#### STORED ROWS ####
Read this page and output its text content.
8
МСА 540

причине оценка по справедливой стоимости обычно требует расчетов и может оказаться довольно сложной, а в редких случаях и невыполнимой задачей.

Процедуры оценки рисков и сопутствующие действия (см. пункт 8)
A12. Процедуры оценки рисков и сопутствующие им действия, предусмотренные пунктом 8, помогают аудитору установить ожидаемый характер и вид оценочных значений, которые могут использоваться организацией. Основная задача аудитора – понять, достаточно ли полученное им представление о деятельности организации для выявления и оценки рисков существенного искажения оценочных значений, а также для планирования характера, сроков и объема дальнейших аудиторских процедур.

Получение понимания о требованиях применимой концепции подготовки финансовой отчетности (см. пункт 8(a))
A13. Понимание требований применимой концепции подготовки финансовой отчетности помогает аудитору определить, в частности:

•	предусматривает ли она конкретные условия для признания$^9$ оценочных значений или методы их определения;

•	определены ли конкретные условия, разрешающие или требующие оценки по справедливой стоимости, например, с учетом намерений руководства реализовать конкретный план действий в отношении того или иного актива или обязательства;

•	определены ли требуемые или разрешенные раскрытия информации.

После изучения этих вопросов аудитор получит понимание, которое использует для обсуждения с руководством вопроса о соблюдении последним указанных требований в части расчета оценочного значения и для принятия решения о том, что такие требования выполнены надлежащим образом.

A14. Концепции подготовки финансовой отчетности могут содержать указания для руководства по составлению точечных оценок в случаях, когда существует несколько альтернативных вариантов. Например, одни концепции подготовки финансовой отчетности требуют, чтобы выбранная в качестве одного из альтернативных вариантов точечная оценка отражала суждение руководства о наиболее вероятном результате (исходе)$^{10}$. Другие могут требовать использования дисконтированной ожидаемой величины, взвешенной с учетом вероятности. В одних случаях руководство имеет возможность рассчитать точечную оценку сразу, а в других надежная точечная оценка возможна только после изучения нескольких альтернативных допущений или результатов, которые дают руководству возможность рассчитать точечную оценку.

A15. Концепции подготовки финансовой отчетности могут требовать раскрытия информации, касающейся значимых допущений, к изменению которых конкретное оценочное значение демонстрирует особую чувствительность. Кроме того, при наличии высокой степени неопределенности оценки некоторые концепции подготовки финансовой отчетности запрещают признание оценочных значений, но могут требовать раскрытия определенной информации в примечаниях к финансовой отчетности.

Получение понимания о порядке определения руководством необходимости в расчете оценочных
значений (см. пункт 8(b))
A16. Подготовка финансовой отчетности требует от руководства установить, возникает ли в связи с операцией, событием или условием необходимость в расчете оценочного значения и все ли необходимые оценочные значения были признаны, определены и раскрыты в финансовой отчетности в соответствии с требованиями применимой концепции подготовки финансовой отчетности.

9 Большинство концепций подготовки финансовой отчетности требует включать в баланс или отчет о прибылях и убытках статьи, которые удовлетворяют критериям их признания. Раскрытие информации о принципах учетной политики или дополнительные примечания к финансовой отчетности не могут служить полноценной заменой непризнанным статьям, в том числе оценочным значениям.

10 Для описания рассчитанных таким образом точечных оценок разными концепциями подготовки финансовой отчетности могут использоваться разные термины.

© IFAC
####
### INSTRUCTIONS TO FOLLOW
Search the lines above for the string "сопутствующие", then show every one that has it.

### RESPONSE BELOW
Процедуры оценки рисков и сопутствующие действия (см. пункт 8)
A12. Процедуры оценки рисков и сопутствующие им действия, предусмотренные пунктом 8, помогают аудитору установить ожидаемый характер и вид оценочных значений, которые могут использоваться организацией. Основная задача аудитора – понять, достаточно ли полученное им представление о деятельности организации для выявления и оценки рисков существенного искажения оценочных значений, а также для планирования характера, сроков и объема дальнейших аудиторских процедур.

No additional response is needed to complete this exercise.